WHAT YOU NEED TO DO
Gather the lines below that include the string "多段速运行频率", copying each in full.

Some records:
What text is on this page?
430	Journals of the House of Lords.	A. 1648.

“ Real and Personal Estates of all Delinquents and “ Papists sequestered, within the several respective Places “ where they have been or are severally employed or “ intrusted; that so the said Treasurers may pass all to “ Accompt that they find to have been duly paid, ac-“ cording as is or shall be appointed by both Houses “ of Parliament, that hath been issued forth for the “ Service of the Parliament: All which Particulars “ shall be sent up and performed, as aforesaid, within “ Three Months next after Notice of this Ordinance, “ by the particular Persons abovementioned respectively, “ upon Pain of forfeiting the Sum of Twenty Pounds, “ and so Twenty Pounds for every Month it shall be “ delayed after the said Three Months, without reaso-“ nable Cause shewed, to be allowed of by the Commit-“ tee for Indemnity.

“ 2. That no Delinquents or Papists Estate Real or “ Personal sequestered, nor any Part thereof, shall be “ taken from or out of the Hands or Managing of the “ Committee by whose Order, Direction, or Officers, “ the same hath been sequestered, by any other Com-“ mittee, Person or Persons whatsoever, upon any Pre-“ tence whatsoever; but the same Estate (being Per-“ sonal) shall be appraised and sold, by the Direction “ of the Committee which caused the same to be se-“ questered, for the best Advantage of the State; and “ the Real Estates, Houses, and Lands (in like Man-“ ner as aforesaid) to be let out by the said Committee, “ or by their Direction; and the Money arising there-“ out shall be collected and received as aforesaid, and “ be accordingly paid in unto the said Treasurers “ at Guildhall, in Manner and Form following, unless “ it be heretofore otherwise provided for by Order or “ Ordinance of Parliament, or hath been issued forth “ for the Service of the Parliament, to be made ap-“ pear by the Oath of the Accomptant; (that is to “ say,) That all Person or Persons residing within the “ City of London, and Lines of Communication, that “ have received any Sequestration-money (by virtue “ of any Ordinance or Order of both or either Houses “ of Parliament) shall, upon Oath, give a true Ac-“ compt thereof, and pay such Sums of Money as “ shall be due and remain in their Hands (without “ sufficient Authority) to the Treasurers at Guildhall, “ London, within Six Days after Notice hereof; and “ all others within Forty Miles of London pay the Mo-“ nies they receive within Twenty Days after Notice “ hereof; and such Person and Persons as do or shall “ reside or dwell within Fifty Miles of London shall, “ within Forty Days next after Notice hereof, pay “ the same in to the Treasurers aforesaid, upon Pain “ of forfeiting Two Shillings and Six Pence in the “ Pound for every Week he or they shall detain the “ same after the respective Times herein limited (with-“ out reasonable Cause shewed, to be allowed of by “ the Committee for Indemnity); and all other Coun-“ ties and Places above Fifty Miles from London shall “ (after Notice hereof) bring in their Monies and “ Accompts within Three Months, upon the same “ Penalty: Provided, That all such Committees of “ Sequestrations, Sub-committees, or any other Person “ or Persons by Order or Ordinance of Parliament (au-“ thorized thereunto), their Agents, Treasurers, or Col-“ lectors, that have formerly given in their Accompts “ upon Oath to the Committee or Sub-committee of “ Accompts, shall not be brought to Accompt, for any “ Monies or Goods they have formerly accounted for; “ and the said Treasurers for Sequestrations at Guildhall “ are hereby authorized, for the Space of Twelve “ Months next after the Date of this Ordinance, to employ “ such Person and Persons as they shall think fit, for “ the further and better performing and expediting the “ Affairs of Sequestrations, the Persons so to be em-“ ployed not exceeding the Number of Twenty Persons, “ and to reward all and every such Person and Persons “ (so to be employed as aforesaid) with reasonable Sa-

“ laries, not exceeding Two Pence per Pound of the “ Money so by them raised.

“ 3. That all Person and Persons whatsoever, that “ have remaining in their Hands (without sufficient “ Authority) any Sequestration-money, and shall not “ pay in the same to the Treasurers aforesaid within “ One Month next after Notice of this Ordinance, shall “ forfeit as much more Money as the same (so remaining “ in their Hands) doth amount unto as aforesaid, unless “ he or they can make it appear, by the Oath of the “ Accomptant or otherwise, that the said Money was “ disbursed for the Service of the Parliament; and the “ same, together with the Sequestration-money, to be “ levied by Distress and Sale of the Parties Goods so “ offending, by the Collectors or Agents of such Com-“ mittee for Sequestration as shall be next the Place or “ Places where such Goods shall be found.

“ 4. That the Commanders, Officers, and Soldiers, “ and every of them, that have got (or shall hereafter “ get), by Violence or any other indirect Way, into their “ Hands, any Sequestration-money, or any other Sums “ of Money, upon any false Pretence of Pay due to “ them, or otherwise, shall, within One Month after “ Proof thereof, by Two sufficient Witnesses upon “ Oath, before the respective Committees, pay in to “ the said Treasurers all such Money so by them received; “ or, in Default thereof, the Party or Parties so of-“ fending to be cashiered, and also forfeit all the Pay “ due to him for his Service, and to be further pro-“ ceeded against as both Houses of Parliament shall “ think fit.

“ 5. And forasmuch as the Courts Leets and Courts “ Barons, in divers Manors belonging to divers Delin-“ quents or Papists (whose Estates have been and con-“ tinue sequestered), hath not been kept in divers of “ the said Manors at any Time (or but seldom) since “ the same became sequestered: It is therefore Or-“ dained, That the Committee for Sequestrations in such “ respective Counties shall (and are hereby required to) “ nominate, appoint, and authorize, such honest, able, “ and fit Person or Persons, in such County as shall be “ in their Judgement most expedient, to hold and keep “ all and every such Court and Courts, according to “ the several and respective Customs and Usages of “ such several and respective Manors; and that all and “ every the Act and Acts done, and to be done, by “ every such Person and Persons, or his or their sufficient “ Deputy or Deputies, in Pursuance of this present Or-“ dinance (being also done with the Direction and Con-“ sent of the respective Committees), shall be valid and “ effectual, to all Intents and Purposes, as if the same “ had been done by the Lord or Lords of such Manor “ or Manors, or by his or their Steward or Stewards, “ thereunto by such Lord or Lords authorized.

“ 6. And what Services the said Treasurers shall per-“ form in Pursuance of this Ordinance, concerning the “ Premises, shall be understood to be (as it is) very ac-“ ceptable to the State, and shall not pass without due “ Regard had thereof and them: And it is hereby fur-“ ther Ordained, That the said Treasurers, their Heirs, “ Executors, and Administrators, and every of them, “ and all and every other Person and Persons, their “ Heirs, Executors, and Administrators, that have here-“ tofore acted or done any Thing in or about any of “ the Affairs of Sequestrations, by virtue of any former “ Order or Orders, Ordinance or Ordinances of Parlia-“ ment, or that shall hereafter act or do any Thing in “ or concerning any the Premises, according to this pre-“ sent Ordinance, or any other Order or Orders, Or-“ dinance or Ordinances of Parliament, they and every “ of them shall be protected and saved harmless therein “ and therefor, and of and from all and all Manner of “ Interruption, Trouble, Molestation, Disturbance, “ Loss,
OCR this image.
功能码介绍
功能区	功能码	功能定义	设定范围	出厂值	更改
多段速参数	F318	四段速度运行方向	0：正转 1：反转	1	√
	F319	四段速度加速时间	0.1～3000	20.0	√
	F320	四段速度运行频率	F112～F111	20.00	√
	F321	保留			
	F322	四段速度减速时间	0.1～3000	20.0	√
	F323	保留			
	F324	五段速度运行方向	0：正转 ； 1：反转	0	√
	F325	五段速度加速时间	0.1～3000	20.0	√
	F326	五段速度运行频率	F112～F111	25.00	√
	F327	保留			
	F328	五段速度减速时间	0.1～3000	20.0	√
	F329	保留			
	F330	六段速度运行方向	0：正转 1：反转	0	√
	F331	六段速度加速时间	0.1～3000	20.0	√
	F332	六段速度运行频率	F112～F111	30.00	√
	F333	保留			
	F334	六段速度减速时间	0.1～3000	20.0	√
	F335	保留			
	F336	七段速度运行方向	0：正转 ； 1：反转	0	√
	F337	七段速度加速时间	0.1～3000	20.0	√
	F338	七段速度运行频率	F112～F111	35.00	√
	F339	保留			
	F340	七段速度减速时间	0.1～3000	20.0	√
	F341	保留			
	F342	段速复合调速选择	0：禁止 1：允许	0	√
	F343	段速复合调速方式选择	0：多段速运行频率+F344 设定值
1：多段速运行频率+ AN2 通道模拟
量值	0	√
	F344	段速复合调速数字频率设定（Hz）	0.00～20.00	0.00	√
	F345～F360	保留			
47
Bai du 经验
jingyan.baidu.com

EXPECTED ANSWER
	F343	段速复合调速方式选择	0：多段速运行频率+F344 设定值
1：多段速运行频率+ AN2 通道模拟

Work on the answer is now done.